BEGIN SOURCE RECORDS

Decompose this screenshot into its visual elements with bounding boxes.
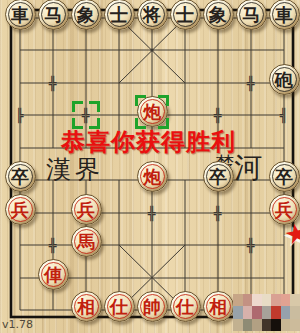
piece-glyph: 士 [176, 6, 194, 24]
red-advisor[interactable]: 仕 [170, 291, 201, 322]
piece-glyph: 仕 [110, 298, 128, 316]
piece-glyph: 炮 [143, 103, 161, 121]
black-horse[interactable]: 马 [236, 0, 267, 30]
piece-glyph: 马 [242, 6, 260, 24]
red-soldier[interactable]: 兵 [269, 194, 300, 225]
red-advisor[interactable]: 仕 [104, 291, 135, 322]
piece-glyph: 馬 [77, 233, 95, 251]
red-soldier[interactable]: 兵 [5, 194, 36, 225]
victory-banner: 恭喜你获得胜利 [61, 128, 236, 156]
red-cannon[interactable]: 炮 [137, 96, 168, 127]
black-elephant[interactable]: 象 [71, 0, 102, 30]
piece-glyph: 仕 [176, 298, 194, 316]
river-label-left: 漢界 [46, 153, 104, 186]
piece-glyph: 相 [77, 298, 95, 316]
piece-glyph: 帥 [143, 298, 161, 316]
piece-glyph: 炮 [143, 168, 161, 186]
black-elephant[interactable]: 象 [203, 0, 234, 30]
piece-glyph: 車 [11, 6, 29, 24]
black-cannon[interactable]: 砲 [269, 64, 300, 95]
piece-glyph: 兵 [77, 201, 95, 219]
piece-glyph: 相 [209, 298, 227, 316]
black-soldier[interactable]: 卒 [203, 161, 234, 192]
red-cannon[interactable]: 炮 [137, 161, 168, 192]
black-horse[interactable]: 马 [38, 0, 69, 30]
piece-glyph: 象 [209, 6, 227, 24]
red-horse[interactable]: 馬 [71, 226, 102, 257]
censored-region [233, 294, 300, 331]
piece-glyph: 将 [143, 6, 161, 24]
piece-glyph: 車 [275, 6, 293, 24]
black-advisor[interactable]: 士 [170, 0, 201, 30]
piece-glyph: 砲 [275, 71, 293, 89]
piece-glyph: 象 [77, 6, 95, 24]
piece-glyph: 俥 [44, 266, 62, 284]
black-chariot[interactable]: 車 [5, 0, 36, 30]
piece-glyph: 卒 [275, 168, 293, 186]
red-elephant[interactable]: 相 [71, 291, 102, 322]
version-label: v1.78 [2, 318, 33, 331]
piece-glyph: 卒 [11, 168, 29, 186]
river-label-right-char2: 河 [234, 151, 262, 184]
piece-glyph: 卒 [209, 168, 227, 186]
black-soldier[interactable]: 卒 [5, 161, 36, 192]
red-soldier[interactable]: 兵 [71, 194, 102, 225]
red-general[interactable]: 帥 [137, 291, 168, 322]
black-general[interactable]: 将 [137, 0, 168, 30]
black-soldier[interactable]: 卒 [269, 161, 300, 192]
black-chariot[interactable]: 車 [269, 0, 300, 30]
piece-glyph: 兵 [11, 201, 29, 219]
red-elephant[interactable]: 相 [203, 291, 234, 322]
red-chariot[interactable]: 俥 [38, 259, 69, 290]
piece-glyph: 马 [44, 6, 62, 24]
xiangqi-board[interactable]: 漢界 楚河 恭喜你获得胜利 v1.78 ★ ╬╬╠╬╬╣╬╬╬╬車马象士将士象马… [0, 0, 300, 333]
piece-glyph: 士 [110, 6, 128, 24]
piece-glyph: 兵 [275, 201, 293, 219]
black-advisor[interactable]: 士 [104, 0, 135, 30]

END SOURCE RECORDS

*WHAT IS NEEDED*.
Copy the lines below word for word, from the line with "piece-glyph: 士 [176, 6, 194, 24]" to the line with "river-label-left: 漢界 [46, 153, 104, 186]", both included.

*OUTPUT BELOW*.
piece-glyph: 士 [176, 6, 194, 24]
red-advisor[interactable]: 仕 [170, 291, 201, 322]
piece-glyph: 仕 [110, 298, 128, 316]
piece-glyph: 炮 [143, 103, 161, 121]
black-horse[interactable]: 马 [236, 0, 267, 30]
piece-glyph: 马 [242, 6, 260, 24]
red-soldier[interactable]: 兵 [269, 194, 300, 225]
red-advisor[interactable]: 仕 [104, 291, 135, 322]
piece-glyph: 馬 [77, 233, 95, 251]
red-soldier[interactable]: 兵 [5, 194, 36, 225]
victory-banner: 恭喜你获得胜利 [61, 128, 236, 156]
red-cannon[interactable]: 炮 [137, 96, 168, 127]
black-elephant[interactable]: 象 [71, 0, 102, 30]
piece-glyph: 仕 [176, 298, 194, 316]
river-label-left: 漢界 [46, 153, 104, 186]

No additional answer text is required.